> _TASK A_
From the article on iPhone 5 features, list every U.S. wireless operator it names.
> _TASK B_
Proceed with the article on iPhone 5 features, starting after its final sentence.

> _TEXT BLOCK_
============
5 iPhone 5 Features Carriers Should Care About
The teardown specialists at Light Reading sister company UBM TechInsights have a good track record of predicting what will be inside mobile devices. Their expertise, coupled with a steady stream of rumors, reports and "sources familiar with the matter" give us a good idea of what to expect from the event. (See iPad Mini: Wi-Fi Only & Camera-Free?)
Here's a few of the features we anticipate will be in the iPhone 5 and, more importantly, why the U.S. wireless operators should be prepared for them.
1) LTE support
Many were disappointed when the iPhone 4S lacked 4G network connectivity last year, but the next iPhone is unlikely to fail on this front. For the wireless operators, the inclusion of 4G Long Term Evolution (LTE) is table stakes. To date, they have had a hard time convincing consumers they need the faster network connectivity, especially when the previous iPhone didn't support it. The iPhone 5 could be the best publicity for their new networks yet. (See Here Comes the 4G iPhone .)
This will be especially important for AT&T Inc. (NYSE: T) and Sprint Corp. (NYSE: S), which trail significantly behind Verizon Wireless in both coverage and handset line-up. (See 4G: Marketing the iPhone & Other Matters.)
TechInsights Technical Research Manager and teardown specialist Allan Yogasingam believes the iPhone 5 will include an LTE chip, as well as support for all the major 3G bands in the U.S. He predicts Apple will launch an iPhone for all four wireless operators in the U.S., including T-Mobile US Inc. , which has so far been left out of the iPhone game and which won't have an LTE network to speak of until 2013. (See Verizon CFO Is a Tease on iPhone Timing, Sprint, the LTE iPhone & 4G Plans and Qualcomm Not Holding Up LTE iPhone.)
"It will be a multi-carrier cell phone to maximize the profit," Yogasingam says. "I would be shocked if [Apple doesn't support] all four."
============
> _DATA EXTRACT_
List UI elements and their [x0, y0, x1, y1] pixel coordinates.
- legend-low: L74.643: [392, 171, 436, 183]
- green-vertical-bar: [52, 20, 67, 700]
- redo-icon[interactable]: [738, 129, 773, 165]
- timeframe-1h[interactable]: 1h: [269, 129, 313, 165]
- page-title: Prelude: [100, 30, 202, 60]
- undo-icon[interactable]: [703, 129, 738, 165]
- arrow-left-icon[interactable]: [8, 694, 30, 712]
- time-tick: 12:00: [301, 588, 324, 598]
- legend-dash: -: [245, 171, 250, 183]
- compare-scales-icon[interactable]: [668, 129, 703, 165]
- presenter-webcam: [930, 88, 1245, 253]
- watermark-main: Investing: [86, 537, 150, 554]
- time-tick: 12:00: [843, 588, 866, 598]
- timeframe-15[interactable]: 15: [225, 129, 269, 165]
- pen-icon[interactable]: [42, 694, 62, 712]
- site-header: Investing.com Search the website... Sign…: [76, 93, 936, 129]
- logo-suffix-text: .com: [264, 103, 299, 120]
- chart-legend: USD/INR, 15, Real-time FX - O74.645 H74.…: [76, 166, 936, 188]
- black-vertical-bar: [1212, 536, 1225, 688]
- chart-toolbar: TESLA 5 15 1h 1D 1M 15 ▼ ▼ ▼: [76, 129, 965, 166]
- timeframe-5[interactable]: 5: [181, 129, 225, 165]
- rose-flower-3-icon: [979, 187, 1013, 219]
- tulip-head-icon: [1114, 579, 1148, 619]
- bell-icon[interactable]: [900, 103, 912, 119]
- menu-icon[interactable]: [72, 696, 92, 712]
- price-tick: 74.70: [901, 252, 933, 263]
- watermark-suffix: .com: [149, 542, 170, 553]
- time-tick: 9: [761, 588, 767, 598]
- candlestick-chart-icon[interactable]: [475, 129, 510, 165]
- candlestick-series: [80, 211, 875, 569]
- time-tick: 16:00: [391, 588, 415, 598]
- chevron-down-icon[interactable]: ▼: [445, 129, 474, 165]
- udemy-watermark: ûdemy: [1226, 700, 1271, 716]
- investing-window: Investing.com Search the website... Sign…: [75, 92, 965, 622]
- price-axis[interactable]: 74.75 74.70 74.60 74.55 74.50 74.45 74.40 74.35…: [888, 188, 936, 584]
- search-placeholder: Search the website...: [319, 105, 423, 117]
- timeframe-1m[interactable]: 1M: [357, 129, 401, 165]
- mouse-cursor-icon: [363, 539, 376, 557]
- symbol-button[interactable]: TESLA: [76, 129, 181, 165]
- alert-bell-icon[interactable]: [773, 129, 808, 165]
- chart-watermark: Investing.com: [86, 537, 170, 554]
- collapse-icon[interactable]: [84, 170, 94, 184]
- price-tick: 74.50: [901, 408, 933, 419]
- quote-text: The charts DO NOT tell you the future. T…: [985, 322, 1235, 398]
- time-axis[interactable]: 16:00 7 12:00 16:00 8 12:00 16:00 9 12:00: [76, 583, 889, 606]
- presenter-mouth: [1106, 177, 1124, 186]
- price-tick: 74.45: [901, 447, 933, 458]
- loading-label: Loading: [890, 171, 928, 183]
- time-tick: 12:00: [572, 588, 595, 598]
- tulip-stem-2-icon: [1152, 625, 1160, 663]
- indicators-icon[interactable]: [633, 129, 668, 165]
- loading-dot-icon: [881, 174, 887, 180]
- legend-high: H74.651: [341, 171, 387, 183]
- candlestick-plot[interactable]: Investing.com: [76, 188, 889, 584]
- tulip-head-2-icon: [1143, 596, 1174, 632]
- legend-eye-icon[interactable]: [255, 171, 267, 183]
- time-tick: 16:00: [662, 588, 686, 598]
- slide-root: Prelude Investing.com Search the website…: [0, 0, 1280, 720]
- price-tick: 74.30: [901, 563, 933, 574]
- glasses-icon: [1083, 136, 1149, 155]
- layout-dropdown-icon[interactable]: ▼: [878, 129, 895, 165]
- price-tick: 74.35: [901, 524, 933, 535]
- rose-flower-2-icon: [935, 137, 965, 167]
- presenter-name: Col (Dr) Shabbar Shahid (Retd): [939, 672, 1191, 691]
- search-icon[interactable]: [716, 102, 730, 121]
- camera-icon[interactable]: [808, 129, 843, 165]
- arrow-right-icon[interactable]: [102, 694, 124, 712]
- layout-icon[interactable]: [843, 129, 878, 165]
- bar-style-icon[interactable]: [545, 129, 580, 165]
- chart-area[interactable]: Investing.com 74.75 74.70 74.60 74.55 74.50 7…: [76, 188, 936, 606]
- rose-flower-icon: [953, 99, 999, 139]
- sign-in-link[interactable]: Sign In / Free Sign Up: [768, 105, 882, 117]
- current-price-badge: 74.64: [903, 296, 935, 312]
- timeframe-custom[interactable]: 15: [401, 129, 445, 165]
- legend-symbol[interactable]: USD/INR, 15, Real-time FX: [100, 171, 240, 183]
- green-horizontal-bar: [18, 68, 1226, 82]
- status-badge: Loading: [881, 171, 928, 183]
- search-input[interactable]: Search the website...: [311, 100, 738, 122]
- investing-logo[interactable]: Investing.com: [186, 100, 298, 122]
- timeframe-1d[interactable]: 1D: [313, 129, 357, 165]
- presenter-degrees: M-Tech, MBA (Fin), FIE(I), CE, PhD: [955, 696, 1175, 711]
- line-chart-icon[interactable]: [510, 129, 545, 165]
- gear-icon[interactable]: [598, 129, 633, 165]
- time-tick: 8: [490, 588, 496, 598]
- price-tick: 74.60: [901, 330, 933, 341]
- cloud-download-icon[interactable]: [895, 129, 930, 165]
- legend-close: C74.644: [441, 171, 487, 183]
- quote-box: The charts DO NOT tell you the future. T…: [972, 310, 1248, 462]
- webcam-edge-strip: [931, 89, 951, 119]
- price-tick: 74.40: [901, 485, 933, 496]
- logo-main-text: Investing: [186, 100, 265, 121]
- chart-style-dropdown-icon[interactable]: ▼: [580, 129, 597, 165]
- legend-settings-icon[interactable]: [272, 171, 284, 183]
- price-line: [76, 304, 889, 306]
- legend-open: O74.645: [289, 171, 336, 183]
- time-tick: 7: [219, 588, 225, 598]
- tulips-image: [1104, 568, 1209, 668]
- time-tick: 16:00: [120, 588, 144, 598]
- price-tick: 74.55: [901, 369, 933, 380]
============
> _RESPONSE A_
AT&T Inc., Sprint Corp., Verizon Wireless, T-Mobile US Inc.

> _RESPONSE B_
Don't expect that to mean the iPhone will hop between the different providers' networks, however. Local roaming is a business issue, not a technology one, so even if the phone supports it, the wireless operators here likely won't. Global roaming, on the other hand, will most likely be enabled, as it was on the iPhone 4S. (See Will the iPhone 5 Be a North American Roamer? and Qualcomm: Multi-Band Chips Will Take LTE Global .)
A lot of vendors are starting to bake Near-Field Communications (NFC) into their handsets, and Apple will most likely be another one. The contactless technology hasn't yet caught on in the U.S., but having more handsets equipped with NFC will help accelerate the market for it. (See Apple Could Make Mobile Payments AuthenTec.)
Should Apple include NFC capability in its iPhone 5, this would likely raise awareness of mobile payments and of NFC in general, but the wireless operators may not look favorably upon it. That's because, with the exception of Sprint, the Tier 1 providers are pushing their own Isis initiative. It's been slow getting started, but the group is planning a debut this month. (See Mobile Money: What's the End Game? , Mobile Commerce Sidesteps the Carriers and Isis Signs Up 50+ Merchants.)